Short problem :: Copy the records below exactly, omitting any pictures they contain.

Excerpted data ::
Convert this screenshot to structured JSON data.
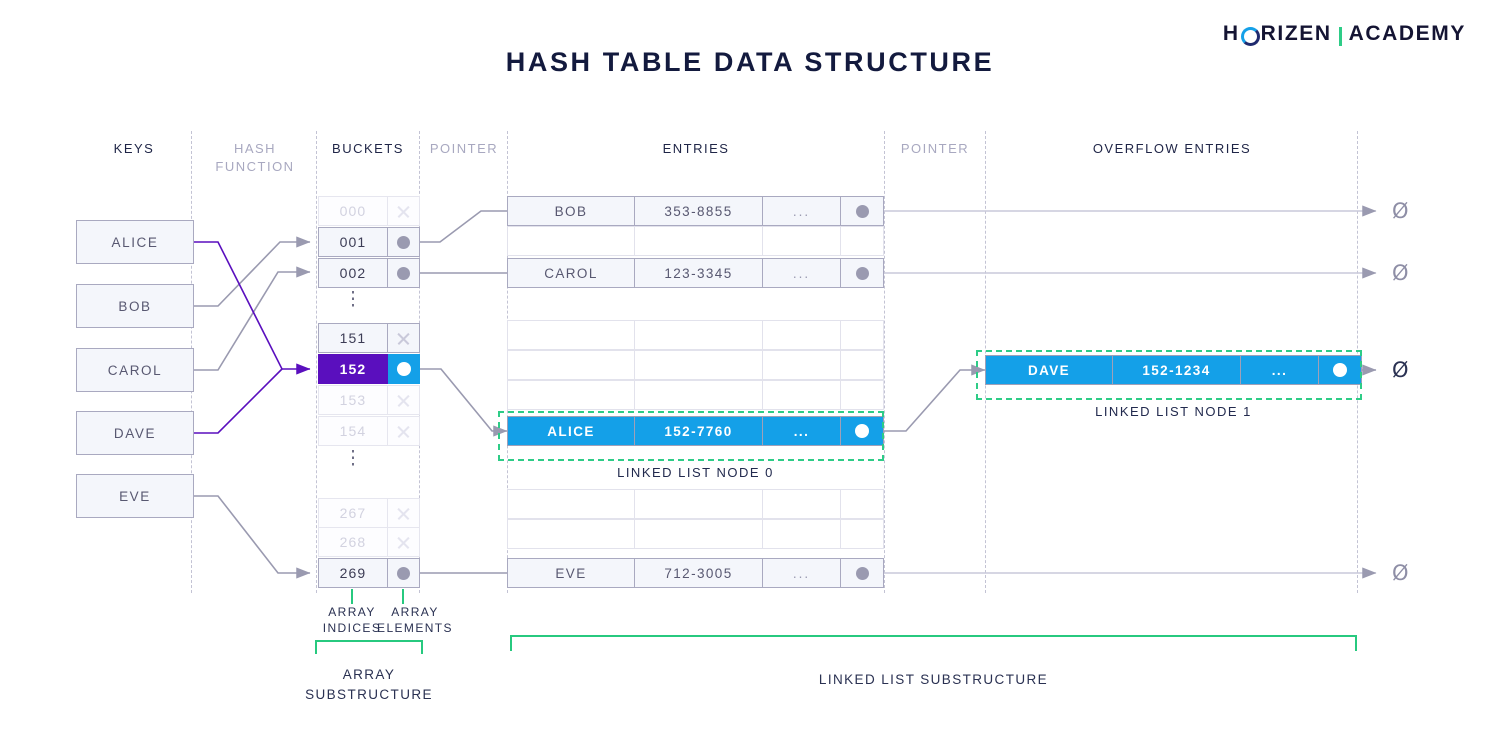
{
  "brand": {
    "part1": "H",
    "ring": "horizen-ring-icon",
    "part2": "RIZEN",
    "part3": "ACADEMY"
  },
  "title": "HASH TABLE DATA STRUCTURE",
  "columns": [
    {
      "id": "keys",
      "label": "KEYS"
    },
    {
      "id": "hash",
      "label": "HASH\nFUNCTION"
    },
    {
      "id": "buckets",
      "label": "BUCKETS"
    },
    {
      "id": "pointer1",
      "label": "POINTER"
    },
    {
      "id": "entries",
      "label": "ENTRIES"
    },
    {
      "id": "pointer2",
      "label": "POINTER"
    },
    {
      "id": "overflow",
      "label": "OVERFLOW ENTRIES"
    }
  ],
  "column_labels": {
    "keys": "KEYS",
    "hash_line1": "HASH",
    "hash_line2": "FUNCTION",
    "buckets": "BUCKETS",
    "pointer1": "POINTER",
    "entries": "ENTRIES",
    "pointer2": "POINTER",
    "overflow": "OVERFLOW ENTRIES"
  },
  "keys": [
    {
      "label": "ALICE",
      "maps_to": "152"
    },
    {
      "label": "BOB",
      "maps_to": "001"
    },
    {
      "label": "CAROL",
      "maps_to": "002"
    },
    {
      "label": "DAVE",
      "maps_to": "152"
    },
    {
      "label": "EVE",
      "maps_to": "269"
    }
  ],
  "buckets": [
    {
      "index": "000",
      "state": "empty",
      "marker": "x-icon",
      "faded": true
    },
    {
      "index": "001",
      "state": "filled",
      "marker": "dot-icon",
      "faded": false
    },
    {
      "index": "002",
      "state": "filled",
      "marker": "dot-icon",
      "faded": false
    },
    {
      "index": "151",
      "state": "empty",
      "marker": "x-icon",
      "faded": false
    },
    {
      "index": "152",
      "state": "filled",
      "marker": "dot-icon",
      "faded": false,
      "highlight": true
    },
    {
      "index": "153",
      "state": "empty",
      "marker": "x-icon",
      "faded": true
    },
    {
      "index": "154",
      "state": "empty",
      "marker": "x-icon",
      "faded": true
    },
    {
      "index": "267",
      "state": "empty",
      "marker": "x-icon",
      "faded": true
    },
    {
      "index": "268",
      "state": "empty",
      "marker": "x-icon",
      "faded": true
    },
    {
      "index": "269",
      "state": "filled",
      "marker": "dot-icon",
      "faded": false
    }
  ],
  "ellipsis": "⋮",
  "entries": [
    {
      "name": "BOB",
      "phone": "353-8855",
      "more": "...",
      "pointer": "dot-icon",
      "style": "normal"
    },
    {
      "name": "CAROL",
      "phone": "123-3345",
      "more": "...",
      "pointer": "dot-icon",
      "style": "normal"
    },
    {
      "name": "ALICE",
      "phone": "152-7760",
      "more": "...",
      "pointer": "dot-white-icon",
      "style": "highlight"
    },
    {
      "name": "EVE",
      "phone": "712-3005",
      "more": "...",
      "pointer": "dot-icon",
      "style": "normal"
    }
  ],
  "overflow_entries": [
    {
      "name": "DAVE",
      "phone": "152-1234",
      "more": "...",
      "pointer": "dot-white-icon",
      "style": "highlight"
    }
  ],
  "node_labels": {
    "node0": "LINKED LIST NODE 0",
    "node1": "LINKED LIST NODE 1"
  },
  "annotations": {
    "array_indices": "ARRAY\nINDICES",
    "array_indices_l1": "ARRAY",
    "array_indices_l2": "INDICES",
    "array_elements_l1": "ARRAY",
    "array_elements_l2": "ELEMENTS",
    "array_substructure_l1": "ARRAY",
    "array_substructure_l2": "SUBSTRUCTURE",
    "linked_list_substructure": "LINKED LIST SUBSTRUCTURE"
  },
  "null_symbol": "Ø",
  "null_terminators": [
    {
      "for": "BOB",
      "emphasis": "normal"
    },
    {
      "for": "CAROL",
      "emphasis": "normal"
    },
    {
      "for": "DAVE",
      "emphasis": "dark"
    },
    {
      "for": "EVE",
      "emphasis": "normal"
    }
  ],
  "colors": {
    "accent_purple": "#5a0fbe",
    "accent_blue": "#14a0e8",
    "accent_green": "#2ecc87",
    "ink": "#131a3e",
    "muted": "#a8a8c0",
    "line": "#a9a9c0"
  }
}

Answer below ::
Convert this screenshot to structured JSON data.
{
  "brand": {
    "part1": "H",
    "ring": "horizen-ring-icon",
    "part2": "RIZEN",
    "part3": "ACADEMY"
  },
  "title": "HASH TABLE DATA STRUCTURE",
  "columns": [
    {
      "id": "keys",
      "label": "KEYS"
    },
    {
      "id": "hash",
      "label": "HASH\nFUNCTION"
    },
    {
      "id": "buckets",
      "label": "BUCKETS"
    },
    {
      "id": "pointer1",
      "label": "POINTER"
    },
    {
      "id": "entries",
      "label": "ENTRIES"
    },
    {
      "id": "pointer2",
      "label": "POINTER"
    },
    {
      "id": "overflow",
      "label": "OVERFLOW ENTRIES"
    }
  ],
  "column_labels": {
    "keys": "KEYS",
    "hash_line1": "HASH",
    "hash_line2": "FUNCTION",
    "buckets": "BUCKETS",
    "pointer1": "POINTER",
    "entries": "ENTRIES",
    "pointer2": "POINTER",
    "overflow": "OVERFLOW ENTRIES"
  },
  "keys": [
    {
      "label": "ALICE",
      "maps_to": "152"
    },
    {
      "label": "BOB",
      "maps_to": "001"
    },
    {
      "label": "CAROL",
      "maps_to": "002"
    },
    {
      "label": "DAVE",
      "maps_to": "152"
    },
    {
      "label": "EVE",
      "maps_to": "269"
    }
  ],
  "buckets": [
    {
      "index": "000",
      "state": "empty",
      "marker": "x-icon",
      "faded": true
    },
    {
      "index": "001",
      "state": "filled",
      "marker": "dot-icon",
      "faded": false
    },
    {
      "index": "002",
      "state": "filled",
      "marker": "dot-icon",
      "faded": false
    },
    {
      "index": "151",
      "state": "empty",
      "marker": "x-icon",
      "faded": false
    },
    {
      "index": "152",
      "state": "filled",
      "marker": "dot-icon",
      "faded": false,
      "highlight": true
    },
    {
      "index": "153",
      "state": "empty",
      "marker": "x-icon",
      "faded": true
    },
    {
      "index": "154",
      "state": "empty",
      "marker": "x-icon",
      "faded": true
    },
    {
      "index": "267",
      "state": "empty",
      "marker": "x-icon",
      "faded": true
    },
    {
      "index": "268",
      "state": "empty",
      "marker": "x-icon",
      "faded": true
    },
    {
      "index": "269",
      "state": "filled",
      "marker": "dot-icon",
      "faded": false
    }
  ],
  "ellipsis": "⋮",
  "entries": [
    {
      "name": "BOB",
      "phone": "353-8855",
      "more": "...",
      "pointer": "dot-icon",
      "style": "normal"
    },
    {
      "name": "CAROL",
      "phone": "123-3345",
      "more": "...",
      "pointer": "dot-icon",
      "style": "normal"
    },
    {
      "name": "ALICE",
      "phone": "152-7760",
      "more": "...",
      "pointer": "dot-white-icon",
      "style": "highlight"
    },
    {
      "name": "EVE",
      "phone": "712-3005",
      "more": "...",
      "pointer": "dot-icon",
      "style": "normal"
    }
  ],
  "overflow_entries": [
    {
      "name": "DAVE",
      "phone": "152-1234",
      "more": "...",
      "pointer": "dot-white-icon",
      "style": "highlight"
    }
  ],
  "node_labels": {
    "node0": "LINKED LIST NODE 0",
    "node1": "LINKED LIST NODE 1"
  },
  "annotations": {
    "array_indices": "ARRAY\nINDICES",
    "array_indices_l1": "ARRAY",
    "array_indices_l2": "INDICES",
    "array_elements_l1": "ARRAY",
    "array_elements_l2": "ELEMENTS",
    "array_substructure_l1": "ARRAY",
    "array_substructure_l2": "SUBSTRUCTURE",
    "linked_list_substructure": "LINKED LIST SUBSTRUCTURE"
  },
  "null_symbol": "Ø",
  "null_terminators": [
    {
      "for": "BOB",
      "emphasis": "normal"
    },
    {
      "for": "CAROL",
      "emphasis": "normal"
    },
    {
      "for": "DAVE",
      "emphasis": "dark"
    },
    {
      "for": "EVE",
      "emphasis": "normal"
    }
  ],
  "colors": {
    "accent_purple": "#5a0fbe",
    "accent_blue": "#14a0e8",
    "accent_green": "#2ecc87",
    "ink": "#131a3e",
    "muted": "#a8a8c0",
    "line": "#a9a9c0"
  }
}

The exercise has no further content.